**EXTRAIT SOURCE**

════════════════════

Le récit plonge alors doucement dans la paranoïa, entretenant efficacement le suspense via un climat de défiance entre les personnages lesquels finissent évidemment par s'accuser à tour de rôle. Habile, sans jamais atteindre le degré d'excellence de The Thing, le scénario (un fond de tiroirs exhumé dix ans après sa rédaction) concocté par Dan O'Bannon, le même qui écrivit près de vingt ans plus tôt le premier jet d'Alien le huitième passager, s'appuie sur un whodunit classique et met en avant l'attitude de ses personnages pour orienter les spéculations du spectateur sur leur nature (humain ou robot ?). Ainsi, les répliques récurrentes, répétées trop souvent par le même personnage, sonnent-elles comme une trahison de la part d'un Hurleur infiltré, les robots tout aussi parfaits soient-ils en apparence, ne disposent que d'un maigre choix de mots et sont victimes de tics verbaux irrépressibles. Cela peut-être une répétition convulsive ("Can i come with you ?") ou une citation déférente à Shakespeare.

════════════════════

**DONNÉES FOURNIES**
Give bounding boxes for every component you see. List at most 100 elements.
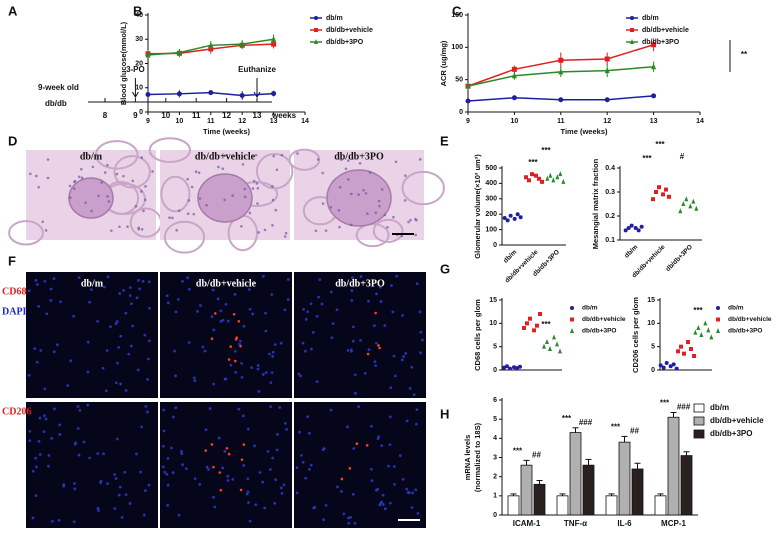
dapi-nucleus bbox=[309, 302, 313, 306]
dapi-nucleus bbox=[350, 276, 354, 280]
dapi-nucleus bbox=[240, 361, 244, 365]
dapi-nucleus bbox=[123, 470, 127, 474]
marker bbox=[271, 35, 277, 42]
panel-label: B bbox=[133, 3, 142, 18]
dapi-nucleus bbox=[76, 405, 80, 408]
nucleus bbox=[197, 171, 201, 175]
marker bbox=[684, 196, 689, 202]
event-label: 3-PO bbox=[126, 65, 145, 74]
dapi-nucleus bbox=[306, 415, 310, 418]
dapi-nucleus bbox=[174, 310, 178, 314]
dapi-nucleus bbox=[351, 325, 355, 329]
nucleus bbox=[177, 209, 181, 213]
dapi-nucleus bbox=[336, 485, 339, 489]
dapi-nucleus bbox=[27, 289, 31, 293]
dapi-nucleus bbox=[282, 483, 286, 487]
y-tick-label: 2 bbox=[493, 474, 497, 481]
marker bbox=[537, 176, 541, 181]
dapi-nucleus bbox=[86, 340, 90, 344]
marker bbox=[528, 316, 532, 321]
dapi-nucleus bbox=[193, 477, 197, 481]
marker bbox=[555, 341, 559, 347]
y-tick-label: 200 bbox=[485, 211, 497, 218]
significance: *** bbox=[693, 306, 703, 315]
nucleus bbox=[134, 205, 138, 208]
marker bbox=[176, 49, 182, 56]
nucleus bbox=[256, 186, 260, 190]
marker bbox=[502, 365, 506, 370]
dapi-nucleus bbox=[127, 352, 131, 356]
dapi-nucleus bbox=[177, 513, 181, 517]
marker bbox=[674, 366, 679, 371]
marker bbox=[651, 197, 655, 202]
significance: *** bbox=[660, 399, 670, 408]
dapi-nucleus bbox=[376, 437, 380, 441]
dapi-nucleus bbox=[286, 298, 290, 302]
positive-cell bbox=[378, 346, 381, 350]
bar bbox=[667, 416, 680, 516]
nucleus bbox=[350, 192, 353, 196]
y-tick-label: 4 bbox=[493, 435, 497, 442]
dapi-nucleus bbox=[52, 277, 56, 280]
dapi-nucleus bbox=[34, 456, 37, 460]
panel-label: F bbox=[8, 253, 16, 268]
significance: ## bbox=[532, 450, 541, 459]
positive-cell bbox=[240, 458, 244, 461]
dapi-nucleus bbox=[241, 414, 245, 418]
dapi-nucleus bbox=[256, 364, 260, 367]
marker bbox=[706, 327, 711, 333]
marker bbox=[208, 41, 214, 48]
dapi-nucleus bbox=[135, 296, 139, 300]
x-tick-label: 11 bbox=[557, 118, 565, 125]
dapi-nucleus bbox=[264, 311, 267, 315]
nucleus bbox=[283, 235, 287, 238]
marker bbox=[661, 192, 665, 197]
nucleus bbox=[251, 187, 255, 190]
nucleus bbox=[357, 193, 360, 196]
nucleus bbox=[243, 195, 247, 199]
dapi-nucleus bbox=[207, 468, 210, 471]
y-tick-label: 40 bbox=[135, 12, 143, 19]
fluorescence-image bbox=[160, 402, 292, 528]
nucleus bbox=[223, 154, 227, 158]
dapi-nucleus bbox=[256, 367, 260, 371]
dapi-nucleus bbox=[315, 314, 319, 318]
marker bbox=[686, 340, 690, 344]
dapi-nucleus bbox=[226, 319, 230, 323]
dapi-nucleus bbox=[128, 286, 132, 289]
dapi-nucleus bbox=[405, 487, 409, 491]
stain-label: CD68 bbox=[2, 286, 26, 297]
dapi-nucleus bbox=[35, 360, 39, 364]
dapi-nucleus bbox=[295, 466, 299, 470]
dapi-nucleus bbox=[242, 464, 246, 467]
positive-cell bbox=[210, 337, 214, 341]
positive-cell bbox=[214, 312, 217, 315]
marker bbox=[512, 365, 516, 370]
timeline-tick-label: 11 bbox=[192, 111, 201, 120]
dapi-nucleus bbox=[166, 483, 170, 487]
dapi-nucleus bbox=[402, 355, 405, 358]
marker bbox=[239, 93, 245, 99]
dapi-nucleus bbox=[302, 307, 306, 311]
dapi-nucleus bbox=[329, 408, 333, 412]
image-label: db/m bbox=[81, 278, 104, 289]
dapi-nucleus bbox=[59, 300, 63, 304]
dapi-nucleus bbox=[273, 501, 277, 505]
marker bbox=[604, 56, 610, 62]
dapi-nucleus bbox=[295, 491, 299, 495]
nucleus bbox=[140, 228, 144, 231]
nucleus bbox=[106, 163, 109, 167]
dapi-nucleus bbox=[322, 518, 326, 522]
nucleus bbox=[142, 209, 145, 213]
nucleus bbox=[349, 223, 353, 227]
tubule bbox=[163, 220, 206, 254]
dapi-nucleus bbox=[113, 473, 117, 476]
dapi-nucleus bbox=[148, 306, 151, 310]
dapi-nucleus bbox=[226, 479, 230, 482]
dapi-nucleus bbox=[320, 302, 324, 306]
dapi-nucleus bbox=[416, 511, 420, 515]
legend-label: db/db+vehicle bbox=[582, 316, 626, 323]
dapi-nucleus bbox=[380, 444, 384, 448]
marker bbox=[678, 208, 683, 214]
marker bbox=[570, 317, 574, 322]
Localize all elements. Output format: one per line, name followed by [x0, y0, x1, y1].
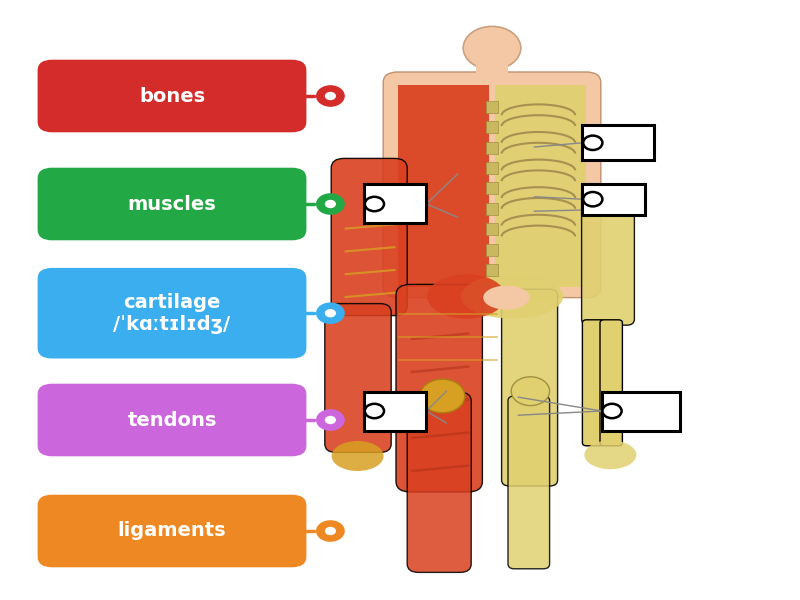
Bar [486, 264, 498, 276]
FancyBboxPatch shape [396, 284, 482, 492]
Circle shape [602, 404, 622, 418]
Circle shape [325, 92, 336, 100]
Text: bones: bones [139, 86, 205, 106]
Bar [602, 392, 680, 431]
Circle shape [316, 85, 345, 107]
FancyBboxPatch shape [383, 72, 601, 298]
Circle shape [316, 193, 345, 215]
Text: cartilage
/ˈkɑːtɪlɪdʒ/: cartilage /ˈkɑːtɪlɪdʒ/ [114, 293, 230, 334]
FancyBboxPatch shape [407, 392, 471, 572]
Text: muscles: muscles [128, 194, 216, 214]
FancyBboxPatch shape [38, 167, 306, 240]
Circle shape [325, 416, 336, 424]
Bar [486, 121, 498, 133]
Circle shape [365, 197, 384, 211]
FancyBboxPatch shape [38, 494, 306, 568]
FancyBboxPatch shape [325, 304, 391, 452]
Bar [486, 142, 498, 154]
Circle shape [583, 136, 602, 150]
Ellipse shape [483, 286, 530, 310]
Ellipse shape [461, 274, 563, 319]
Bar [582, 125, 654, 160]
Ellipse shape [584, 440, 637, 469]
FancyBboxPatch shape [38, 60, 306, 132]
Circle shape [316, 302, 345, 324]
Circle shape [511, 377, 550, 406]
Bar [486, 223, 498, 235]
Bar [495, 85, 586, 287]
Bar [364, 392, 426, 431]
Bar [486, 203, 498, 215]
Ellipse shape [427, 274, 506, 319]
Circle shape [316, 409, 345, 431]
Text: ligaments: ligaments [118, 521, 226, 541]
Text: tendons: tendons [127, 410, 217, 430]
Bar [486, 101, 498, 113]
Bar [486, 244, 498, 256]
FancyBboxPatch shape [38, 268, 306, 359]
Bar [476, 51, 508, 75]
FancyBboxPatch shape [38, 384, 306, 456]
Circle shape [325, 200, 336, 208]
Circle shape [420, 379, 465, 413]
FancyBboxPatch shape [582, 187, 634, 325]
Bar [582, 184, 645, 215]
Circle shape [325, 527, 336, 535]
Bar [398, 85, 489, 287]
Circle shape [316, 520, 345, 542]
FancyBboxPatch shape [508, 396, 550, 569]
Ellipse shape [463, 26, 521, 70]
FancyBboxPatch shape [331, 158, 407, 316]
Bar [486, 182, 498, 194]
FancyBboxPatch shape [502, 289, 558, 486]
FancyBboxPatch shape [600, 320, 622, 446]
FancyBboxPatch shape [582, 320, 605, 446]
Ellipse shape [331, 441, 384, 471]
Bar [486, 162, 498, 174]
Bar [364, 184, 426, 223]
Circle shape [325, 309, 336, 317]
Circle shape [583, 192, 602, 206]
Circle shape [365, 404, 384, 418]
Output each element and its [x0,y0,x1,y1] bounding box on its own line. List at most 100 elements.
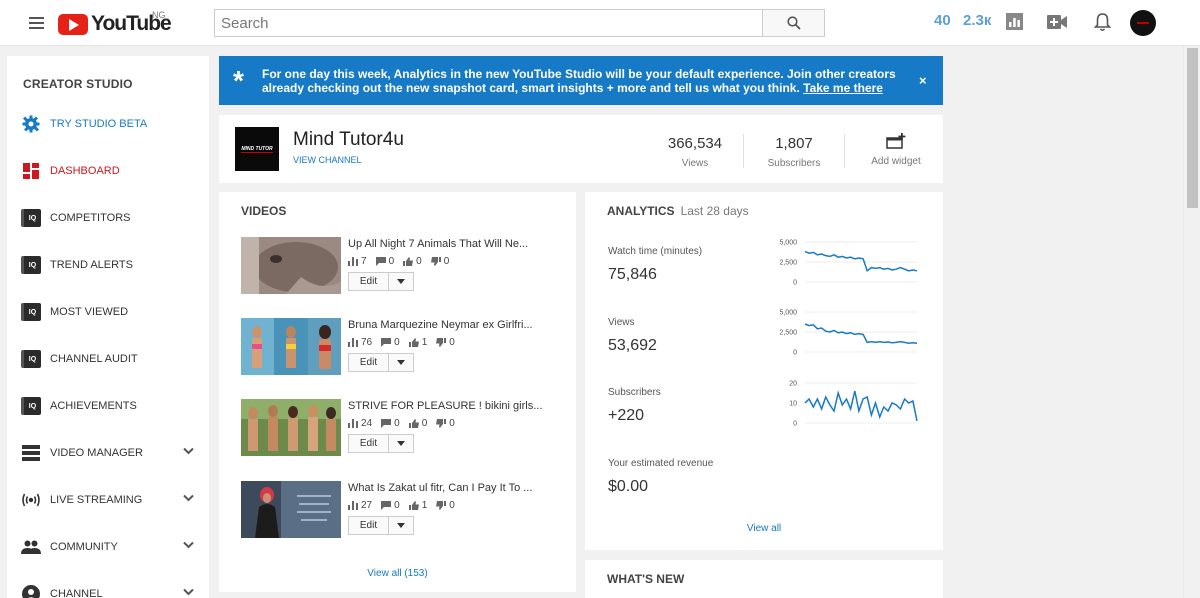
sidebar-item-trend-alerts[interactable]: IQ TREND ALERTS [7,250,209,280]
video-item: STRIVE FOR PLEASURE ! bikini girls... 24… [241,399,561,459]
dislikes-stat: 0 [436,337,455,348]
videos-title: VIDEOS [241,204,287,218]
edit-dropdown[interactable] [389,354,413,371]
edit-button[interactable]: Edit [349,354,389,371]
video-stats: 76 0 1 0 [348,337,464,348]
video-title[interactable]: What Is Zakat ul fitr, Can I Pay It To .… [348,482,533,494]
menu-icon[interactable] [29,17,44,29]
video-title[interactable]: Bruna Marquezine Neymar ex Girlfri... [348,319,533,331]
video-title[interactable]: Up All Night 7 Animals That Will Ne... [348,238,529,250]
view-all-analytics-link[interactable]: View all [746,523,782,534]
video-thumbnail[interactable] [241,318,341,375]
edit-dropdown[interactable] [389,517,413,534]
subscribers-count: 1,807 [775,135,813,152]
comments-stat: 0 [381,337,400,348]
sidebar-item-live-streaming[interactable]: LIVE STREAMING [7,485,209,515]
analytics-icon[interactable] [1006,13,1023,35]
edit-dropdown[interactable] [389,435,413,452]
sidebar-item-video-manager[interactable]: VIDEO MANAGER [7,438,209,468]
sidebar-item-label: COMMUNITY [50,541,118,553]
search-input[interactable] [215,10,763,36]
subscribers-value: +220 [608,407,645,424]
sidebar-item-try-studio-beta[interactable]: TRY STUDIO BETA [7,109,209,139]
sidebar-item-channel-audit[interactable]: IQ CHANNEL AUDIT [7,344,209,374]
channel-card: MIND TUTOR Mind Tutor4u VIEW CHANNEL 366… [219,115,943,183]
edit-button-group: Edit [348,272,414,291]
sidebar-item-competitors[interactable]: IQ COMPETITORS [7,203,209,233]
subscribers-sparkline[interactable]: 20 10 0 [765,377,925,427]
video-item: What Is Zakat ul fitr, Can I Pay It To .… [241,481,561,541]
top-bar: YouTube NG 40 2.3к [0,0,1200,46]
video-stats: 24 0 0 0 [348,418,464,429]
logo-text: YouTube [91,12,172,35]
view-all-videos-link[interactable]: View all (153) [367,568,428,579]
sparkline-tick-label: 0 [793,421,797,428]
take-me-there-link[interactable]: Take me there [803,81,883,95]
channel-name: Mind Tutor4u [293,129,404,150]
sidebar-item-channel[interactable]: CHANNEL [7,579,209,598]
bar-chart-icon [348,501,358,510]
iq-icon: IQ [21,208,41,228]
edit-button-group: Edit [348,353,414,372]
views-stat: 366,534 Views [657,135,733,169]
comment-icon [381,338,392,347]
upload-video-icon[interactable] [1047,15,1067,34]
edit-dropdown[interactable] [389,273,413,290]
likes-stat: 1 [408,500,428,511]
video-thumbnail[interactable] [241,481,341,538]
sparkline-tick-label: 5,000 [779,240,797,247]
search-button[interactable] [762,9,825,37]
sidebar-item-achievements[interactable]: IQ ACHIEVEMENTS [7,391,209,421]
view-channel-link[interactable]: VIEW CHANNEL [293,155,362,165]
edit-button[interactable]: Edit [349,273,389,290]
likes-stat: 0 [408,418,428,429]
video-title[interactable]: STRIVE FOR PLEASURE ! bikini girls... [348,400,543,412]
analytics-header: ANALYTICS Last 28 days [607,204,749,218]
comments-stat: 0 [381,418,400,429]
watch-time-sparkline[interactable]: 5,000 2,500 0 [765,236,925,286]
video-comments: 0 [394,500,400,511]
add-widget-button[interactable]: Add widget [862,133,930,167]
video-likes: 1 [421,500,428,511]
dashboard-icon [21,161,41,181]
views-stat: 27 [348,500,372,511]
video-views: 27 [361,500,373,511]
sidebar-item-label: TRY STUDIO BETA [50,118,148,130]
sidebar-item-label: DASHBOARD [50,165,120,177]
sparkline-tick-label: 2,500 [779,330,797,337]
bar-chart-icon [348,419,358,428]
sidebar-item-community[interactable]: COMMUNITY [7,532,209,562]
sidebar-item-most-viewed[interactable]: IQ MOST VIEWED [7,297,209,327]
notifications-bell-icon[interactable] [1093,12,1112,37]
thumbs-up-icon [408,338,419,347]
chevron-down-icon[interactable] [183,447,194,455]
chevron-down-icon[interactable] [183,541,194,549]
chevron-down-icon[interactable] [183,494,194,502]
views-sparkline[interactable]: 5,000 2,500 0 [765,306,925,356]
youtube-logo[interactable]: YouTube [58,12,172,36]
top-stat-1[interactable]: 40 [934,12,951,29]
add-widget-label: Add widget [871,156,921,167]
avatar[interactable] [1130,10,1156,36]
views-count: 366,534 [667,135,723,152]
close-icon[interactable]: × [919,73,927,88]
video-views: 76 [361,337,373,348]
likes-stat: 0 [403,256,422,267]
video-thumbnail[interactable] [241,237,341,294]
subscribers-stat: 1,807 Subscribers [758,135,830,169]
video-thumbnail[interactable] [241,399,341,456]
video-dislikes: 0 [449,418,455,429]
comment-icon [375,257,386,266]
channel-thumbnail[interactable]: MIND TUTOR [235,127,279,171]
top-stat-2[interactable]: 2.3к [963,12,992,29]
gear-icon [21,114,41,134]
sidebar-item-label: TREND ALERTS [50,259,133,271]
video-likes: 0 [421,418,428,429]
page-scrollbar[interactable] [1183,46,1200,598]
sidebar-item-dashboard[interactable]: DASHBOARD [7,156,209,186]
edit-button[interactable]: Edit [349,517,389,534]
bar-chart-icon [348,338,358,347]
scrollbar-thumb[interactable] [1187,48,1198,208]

════════════════════

**CONSIGNES**
• a. D'après l'extrait, qui a écrit le scénario du film ?
• b. Résumez l'extrait en deux phrases, s'il vous plaît.

**RÉPONSES AUX CONSIGNES**
• a. Dan O'Bannon.

• b. Le récit bascule dans la paranoïa et entretient le suspense grâce à un climat de défiance où les personnages finissent par s'accuser à tour de rôle. Le scénario de Dan O'Bannon s'appuie sur un whodunit classique, où les répliques récurrentes et les tics verbaux des personnages, comme une répétition convulsive ou une citation de Shakespeare, peuvent trahir un robot infiltré.